● **WHAT THE EXERCISE ASKS**: Find each line containing the string "Amount". Copy it.

● **DATA EXCERPTS**:
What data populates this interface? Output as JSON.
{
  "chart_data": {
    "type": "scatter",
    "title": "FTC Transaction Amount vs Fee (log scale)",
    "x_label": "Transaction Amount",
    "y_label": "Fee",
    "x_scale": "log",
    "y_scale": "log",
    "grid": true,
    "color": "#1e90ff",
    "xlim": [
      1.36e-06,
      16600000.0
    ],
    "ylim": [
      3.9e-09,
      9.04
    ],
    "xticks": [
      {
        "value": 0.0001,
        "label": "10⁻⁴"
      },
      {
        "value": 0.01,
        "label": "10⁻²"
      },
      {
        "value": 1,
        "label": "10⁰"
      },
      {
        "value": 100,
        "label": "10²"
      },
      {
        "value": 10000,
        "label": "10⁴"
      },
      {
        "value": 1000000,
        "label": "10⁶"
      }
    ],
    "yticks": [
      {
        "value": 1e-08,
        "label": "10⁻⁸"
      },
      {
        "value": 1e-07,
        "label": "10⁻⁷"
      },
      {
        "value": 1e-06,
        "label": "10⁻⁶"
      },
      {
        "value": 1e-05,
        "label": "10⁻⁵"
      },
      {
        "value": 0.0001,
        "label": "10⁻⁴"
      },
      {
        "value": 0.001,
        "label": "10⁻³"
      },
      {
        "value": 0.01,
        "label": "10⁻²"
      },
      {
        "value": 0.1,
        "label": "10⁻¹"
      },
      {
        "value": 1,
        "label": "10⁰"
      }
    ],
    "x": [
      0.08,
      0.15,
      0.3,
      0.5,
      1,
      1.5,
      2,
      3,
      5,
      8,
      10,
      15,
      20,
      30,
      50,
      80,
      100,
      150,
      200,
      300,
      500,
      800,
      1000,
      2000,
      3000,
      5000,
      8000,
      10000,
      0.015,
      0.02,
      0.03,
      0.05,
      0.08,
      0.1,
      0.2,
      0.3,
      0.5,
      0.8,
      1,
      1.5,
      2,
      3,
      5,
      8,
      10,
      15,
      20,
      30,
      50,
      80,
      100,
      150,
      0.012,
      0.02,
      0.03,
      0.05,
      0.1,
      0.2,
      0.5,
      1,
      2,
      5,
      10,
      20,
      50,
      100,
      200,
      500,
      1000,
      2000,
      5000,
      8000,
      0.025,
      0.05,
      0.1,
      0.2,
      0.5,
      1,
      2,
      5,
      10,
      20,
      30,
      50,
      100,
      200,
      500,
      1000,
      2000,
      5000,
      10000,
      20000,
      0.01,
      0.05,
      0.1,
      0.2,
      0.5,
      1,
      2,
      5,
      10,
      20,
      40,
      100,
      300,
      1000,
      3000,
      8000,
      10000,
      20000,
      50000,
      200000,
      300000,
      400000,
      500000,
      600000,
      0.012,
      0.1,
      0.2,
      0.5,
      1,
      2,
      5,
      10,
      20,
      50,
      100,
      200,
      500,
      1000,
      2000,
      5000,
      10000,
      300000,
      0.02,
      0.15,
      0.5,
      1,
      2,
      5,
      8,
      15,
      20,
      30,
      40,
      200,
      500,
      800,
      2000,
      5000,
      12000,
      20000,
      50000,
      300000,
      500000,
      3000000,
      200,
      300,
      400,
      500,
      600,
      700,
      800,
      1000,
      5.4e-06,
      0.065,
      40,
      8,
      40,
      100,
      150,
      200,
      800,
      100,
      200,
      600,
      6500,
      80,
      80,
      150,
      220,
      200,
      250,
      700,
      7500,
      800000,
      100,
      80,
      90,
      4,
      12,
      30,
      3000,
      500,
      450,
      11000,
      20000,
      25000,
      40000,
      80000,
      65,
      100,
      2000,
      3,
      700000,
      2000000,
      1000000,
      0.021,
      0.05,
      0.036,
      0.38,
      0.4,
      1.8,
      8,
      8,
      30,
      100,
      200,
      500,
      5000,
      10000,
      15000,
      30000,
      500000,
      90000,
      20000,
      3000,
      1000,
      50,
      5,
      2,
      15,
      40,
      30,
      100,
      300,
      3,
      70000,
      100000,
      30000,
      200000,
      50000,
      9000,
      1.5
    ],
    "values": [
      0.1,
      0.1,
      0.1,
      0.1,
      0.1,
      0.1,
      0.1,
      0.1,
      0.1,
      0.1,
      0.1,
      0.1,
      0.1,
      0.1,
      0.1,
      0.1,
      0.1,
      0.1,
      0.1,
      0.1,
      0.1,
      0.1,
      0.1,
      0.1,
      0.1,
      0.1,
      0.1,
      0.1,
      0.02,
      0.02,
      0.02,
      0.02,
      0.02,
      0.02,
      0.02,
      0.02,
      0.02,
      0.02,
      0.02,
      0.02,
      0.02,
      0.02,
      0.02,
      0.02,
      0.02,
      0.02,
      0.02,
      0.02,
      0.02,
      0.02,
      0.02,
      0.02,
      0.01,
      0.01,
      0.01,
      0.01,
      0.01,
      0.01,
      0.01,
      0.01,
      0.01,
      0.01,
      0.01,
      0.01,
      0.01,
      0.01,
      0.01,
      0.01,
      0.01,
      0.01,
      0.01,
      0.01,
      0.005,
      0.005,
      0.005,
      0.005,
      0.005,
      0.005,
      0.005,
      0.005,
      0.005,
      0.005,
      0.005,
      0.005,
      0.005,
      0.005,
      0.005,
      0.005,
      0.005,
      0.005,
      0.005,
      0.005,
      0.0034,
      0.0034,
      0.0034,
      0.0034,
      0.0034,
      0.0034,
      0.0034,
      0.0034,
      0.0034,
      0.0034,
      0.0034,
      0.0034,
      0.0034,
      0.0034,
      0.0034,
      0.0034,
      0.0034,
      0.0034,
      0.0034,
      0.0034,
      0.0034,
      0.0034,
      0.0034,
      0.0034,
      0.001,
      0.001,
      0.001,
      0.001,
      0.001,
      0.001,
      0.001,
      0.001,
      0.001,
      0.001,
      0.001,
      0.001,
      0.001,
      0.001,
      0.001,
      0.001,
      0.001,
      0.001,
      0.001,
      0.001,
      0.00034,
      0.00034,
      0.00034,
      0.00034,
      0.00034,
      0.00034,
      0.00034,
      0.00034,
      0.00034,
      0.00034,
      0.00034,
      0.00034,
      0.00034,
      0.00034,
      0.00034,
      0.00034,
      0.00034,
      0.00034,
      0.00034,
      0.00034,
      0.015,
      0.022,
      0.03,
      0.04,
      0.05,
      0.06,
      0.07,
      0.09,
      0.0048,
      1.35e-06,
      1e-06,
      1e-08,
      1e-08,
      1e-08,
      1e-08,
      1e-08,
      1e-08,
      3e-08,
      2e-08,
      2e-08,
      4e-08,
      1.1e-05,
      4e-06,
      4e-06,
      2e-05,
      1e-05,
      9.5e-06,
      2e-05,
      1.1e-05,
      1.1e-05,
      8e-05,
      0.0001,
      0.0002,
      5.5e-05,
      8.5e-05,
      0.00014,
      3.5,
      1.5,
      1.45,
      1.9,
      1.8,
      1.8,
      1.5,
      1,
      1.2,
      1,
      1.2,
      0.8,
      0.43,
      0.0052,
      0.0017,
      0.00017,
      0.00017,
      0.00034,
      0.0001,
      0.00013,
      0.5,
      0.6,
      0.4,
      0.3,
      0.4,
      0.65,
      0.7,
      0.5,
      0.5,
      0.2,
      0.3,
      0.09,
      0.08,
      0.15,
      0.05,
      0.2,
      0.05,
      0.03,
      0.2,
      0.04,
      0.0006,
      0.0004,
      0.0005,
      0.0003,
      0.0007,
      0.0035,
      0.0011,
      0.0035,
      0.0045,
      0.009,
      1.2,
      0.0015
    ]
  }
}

● **WRITTEN REPLY**:
    "title": "FTC Transaction Amount vs Fee (log scale)",
    "x_label": "Transaction Amount",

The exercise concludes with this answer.